*Reading passage*.
BEGIN

Novel drugs expand treatment options for ALL patients11 Sep 2016
Three novel frontline regimens for acute lymphoblastic leukemia (ALL) produced high rates of complete response in separate small clinical trials.
Arzerra achieved complete remission in ALL patients
Adding the anti-CD20 antibody ofatumumab (Arzerra) to hyperfractionated CVAD (hyper-CVAD) chemotherapy led to complete responses in 49 of 50 evaluable patients with CD20-positive, Philadelphia chromosome (Ph)-negative ALL. The 2-year persistence for complete responses was 74%, and 2-year overall survival was 83%, Ghayas Issa, MD, of the MD Anderson Cancer Center in Houston, and colleagues reported.
The study involved a total of 53 patients, 49 with newly diagnosed Ph-positive ALL and four who had received a single course of therapy. All the patients received eight cycles of hyper-CVAD, alternating with methotrexate and cytarabine. Ofatumumab was administered during the first four cycles. Primary therapy was followed by 30 months of standard maintenance therapy and intensification therapy at 6 and 18 months.

END

*Entries supplied*.
BEGIN

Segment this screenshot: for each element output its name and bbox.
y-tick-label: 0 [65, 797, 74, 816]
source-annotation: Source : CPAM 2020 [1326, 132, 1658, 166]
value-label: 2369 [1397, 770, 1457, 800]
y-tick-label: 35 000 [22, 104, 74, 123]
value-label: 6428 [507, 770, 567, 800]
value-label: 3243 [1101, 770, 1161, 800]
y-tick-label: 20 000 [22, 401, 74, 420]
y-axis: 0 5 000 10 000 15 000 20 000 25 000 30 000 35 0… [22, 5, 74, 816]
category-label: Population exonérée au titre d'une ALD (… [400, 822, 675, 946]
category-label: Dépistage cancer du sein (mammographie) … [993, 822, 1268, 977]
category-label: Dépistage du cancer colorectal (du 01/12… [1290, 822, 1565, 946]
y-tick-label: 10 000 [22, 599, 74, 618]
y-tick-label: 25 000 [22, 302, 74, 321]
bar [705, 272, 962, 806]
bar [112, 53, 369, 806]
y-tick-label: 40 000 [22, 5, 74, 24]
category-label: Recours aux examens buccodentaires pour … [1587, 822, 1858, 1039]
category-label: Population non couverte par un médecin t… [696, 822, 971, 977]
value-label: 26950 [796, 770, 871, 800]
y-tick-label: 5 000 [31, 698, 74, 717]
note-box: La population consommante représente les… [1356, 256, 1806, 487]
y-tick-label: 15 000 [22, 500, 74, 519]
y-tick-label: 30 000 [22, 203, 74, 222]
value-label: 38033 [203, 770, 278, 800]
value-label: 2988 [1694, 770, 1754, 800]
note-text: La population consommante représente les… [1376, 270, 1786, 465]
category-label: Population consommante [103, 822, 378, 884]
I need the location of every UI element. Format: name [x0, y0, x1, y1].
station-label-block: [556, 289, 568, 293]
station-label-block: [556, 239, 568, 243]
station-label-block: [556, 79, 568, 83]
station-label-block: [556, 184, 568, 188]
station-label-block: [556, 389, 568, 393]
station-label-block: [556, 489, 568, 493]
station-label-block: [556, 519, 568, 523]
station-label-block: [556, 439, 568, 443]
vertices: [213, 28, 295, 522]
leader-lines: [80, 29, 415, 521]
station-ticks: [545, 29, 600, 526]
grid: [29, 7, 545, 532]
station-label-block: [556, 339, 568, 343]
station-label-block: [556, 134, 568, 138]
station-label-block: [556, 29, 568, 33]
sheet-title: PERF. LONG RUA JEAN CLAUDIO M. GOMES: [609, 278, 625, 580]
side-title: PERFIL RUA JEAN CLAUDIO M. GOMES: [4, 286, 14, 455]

END

*What to do*.
(1) Print the stretch of the leukemia drug article from "Novel drugs expand" through "and colleagues reported.", keeping every word and mark unchanged.
(2) Using the leukemia drug article that precedes the data, list each individual drug it names. Pair a brand name with its drug where one is given, and leave out the hyper-CVAD regimen.
(3) According to the leukemia drug article, what was the 2-year overall survival for patients given ofatumumab with hyper-CVAD?

*Answers provided*.
(1)
Novel drugs expand treatment options for ALL patients11 Sep 2016
Three novel frontline regimens for acute lymphoblastic leukemia (ALL) produced high rates of complete response in separate small clinical trials.
Arzerra achieved complete remission in ALL patients
Adding the anti-CD20 antibody ofatumumab (Arzerra) to hyperfractionated CVAD (hyper-CVAD) chemotherapy led to complete responses in 49 of 50 evaluable patients with CD20-positive, Philadelphia chromosome (Ph)-negative ALL. The 2-year persistence for complete responses was 74%, and 2-year overall survival was 83%, Ghayas Issa, MD, of the MD Anderson Cancer Center in Houston, and colleagues reported.

(2)
- ofatumumab (Arzerra)
- methotrexate
- cytarabine

(3) 83%